→ **INPUT FOR THIS TASK**
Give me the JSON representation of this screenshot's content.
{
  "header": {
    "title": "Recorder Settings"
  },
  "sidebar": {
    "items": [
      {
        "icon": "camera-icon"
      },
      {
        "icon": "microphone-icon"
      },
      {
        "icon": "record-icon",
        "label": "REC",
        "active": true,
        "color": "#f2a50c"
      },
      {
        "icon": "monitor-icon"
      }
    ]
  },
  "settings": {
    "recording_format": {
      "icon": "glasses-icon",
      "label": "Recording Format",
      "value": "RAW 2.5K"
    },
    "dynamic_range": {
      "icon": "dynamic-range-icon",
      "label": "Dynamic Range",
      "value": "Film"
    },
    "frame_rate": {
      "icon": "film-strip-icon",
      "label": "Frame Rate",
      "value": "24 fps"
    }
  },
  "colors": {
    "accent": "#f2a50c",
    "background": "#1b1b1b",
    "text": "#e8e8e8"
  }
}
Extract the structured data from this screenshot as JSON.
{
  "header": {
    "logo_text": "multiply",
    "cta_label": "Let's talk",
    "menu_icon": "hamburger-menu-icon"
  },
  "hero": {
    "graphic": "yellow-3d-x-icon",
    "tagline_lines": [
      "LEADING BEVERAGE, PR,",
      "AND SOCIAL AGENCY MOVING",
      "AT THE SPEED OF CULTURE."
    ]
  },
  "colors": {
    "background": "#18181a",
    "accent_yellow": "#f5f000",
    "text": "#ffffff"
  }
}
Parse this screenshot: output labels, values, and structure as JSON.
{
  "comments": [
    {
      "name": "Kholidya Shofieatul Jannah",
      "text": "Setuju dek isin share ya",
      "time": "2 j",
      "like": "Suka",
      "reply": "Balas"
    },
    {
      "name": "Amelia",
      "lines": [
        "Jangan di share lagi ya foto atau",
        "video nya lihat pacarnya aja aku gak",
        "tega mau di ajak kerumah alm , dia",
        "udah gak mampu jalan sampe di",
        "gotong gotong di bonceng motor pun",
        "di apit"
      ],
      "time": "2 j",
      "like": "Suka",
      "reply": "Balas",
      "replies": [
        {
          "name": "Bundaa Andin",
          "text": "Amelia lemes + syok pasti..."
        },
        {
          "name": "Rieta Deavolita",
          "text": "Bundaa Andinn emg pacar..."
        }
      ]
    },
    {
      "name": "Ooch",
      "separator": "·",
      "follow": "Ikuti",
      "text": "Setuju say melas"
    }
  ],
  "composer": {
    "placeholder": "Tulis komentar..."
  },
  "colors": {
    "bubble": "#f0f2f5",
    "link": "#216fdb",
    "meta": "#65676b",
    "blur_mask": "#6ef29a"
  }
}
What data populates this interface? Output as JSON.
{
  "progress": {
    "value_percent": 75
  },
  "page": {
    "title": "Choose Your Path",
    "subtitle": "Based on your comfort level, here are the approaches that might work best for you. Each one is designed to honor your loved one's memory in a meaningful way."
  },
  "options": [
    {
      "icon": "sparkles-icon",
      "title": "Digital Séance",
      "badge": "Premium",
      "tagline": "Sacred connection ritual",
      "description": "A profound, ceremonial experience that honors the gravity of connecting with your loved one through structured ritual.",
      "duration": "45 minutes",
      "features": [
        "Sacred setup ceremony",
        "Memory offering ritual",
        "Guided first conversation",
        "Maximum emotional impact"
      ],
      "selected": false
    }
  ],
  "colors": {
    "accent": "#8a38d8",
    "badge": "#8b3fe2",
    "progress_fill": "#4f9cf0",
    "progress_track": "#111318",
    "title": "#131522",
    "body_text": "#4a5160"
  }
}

→ **SET TASK**
Reply with the number of lines in the data that include the string "name" and nothing else.

→ **CORRECT ANSWER**
5